◆ **PROVIDED PASSAGE**:
*****

Biology-inspired algorithm design and non-obvious news discovery
There is a new Science article which seems really cool, although I haven’t had time to get past the paywall yet. The title is “A Biological Solution to a Fundamental Distributed Computing Problem” and the gist of it is pretty simple: a research group has found that an important procedure in distributed computing, “maximal independent set selection”, has been solved in a simple and efficient way in a kind of fly’s nervous system development. An algorithm based on the process that occurs in the fly’s immature nervous system can be directly applied to a network of sensors, for example.
In other news, Bradford Cross, who started the data-driven flight-delay prediction company FlightCaster, is starting a new company called Woven. It will be about discovering news you are interested in, and the platform will explicitly consider a conundrum that I’ve often been thinking about, which is the following (and possibly mentioned in some earlier blog post): Do you really want to read news that are always perfectly tailored to your interests? Wouldn’t this cause you to miss a lot of interesting information that you get from e.g. browsing the newspaper and “accidentally” reading about things you didn’t know about but which are actually kind of interesting? Bradford Cross mentions this in a recent interview and says that he started to “miss the serendipity that a newspaper provides”. So far so good, but how to actually implement this kind of quasi-random content exposure (I tend to think of it as a kind of beneficial noise) into a news discovery service? I guess we will soon see what Woven has in mind.
Finally, the PayPal Developer Network (!) has a pretty nice tutorial about analyzing and visualizing the recently released World Bank data using tools like Java servlets, Google Charts and MySQL. The World Bank data would easily deserve a verbose blog post of its own (and I was planning one several months ago) but that will have to wait until I’ve taken a proper look at it.

*****

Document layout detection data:
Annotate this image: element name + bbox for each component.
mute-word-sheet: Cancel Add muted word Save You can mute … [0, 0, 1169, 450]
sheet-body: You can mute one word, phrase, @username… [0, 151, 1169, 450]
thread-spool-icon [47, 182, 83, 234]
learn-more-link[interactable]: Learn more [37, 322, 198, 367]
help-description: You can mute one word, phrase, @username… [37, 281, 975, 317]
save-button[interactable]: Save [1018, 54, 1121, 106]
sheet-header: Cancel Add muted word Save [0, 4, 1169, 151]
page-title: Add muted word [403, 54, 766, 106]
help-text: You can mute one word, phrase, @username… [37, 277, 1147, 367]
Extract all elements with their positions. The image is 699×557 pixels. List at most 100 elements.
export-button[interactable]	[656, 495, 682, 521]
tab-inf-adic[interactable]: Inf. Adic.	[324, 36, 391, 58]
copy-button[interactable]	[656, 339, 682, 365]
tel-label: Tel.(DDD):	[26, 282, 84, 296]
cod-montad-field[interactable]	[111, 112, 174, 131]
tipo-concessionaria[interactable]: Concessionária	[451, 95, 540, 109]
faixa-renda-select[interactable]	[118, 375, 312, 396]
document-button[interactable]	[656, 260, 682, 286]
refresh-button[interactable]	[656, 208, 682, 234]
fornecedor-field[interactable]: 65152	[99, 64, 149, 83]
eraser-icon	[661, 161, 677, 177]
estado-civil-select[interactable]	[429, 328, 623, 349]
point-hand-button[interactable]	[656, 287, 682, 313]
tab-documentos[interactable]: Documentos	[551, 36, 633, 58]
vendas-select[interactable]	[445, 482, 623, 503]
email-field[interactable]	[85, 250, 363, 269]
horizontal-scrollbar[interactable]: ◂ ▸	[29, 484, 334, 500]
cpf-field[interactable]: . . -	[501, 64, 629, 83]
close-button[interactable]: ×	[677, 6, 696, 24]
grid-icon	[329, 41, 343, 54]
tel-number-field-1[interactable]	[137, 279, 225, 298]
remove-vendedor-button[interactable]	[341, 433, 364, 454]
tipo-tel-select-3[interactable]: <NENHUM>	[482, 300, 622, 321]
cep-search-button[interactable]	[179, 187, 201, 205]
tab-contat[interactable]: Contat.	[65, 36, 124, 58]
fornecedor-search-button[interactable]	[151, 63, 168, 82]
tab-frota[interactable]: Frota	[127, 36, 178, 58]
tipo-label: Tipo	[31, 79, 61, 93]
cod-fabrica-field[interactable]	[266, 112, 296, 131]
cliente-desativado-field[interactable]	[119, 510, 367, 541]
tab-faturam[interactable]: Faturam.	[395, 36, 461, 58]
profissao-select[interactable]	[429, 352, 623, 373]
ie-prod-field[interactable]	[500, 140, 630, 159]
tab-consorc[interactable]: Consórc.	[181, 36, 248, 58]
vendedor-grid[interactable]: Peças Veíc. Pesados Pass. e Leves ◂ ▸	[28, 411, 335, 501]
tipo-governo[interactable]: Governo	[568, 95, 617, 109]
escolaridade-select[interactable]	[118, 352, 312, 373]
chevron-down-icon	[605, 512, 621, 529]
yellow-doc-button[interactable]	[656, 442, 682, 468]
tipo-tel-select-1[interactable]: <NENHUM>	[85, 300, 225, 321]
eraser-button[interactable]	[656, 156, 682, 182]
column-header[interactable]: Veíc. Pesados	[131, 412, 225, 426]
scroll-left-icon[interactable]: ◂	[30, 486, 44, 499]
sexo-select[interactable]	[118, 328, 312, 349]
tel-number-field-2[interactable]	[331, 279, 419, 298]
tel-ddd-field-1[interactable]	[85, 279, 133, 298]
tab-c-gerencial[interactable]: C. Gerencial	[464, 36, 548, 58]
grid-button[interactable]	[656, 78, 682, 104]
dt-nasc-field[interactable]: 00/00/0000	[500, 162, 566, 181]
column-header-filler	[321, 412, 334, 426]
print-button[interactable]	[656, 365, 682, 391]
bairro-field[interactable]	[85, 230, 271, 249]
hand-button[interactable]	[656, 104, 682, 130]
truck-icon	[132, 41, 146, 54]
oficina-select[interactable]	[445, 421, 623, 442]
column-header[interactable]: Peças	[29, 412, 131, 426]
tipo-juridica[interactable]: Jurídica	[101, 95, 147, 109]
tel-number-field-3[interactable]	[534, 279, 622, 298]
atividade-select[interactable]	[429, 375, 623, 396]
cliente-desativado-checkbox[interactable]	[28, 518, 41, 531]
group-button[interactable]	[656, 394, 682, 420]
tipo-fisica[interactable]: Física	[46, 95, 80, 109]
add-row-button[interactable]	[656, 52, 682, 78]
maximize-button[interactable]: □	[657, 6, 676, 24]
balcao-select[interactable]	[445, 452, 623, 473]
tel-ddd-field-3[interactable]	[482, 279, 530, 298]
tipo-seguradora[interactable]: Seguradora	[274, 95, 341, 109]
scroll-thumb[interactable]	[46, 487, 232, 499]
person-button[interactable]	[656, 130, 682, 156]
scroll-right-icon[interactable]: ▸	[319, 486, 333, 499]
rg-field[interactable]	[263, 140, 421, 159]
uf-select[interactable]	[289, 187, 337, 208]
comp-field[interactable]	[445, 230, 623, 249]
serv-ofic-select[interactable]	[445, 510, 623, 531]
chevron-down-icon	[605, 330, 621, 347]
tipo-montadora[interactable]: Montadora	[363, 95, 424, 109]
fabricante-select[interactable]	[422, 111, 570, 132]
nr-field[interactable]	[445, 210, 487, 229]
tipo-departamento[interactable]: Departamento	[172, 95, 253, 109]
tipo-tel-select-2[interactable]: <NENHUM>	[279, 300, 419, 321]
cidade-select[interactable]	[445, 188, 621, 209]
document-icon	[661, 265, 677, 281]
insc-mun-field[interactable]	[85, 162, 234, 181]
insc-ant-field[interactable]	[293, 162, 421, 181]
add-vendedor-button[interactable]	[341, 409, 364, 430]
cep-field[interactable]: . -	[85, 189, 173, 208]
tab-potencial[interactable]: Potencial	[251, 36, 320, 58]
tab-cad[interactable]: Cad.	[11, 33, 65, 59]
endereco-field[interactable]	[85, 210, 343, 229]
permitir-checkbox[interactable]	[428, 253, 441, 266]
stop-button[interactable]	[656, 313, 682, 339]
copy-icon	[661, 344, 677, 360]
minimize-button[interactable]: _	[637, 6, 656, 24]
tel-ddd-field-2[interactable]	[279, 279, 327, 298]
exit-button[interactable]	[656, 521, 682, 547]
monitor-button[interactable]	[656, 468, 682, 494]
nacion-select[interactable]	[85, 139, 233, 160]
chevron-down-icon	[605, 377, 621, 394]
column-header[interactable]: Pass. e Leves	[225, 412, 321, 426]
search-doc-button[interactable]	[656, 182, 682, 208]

*****

◆ **REQUIRED ACTIONS**:
(1) In the post on algorithm design and news discovery, what is the name of the new company Bradford Cross is starting?
(2) Update the post on algorithm design and news discovery from "Biology-inspired algorithm design" to "sensors, for example.", changing "sensors" to "robots".

◆ **RESPONSES FOR EACH TASK**:
(1) Woven

(2)
Biology-inspired algorithm design and non-obvious news discovery
There is a new Science article which seems really cool, although I haven’t had time to get past the paywall yet. The title is “A Biological Solution to a Fundamental Distributed Computing Problem” and the gist of it is pretty simple: a research group has found that an important procedure in distributed computing, “maximal independent set selection”, has been solved in a simple and efficient way in a kind of fly’s nervous system development. An algorithm based on the process that occurs in the fly’s immature nervous system can be directly applied to a network of robots, for example.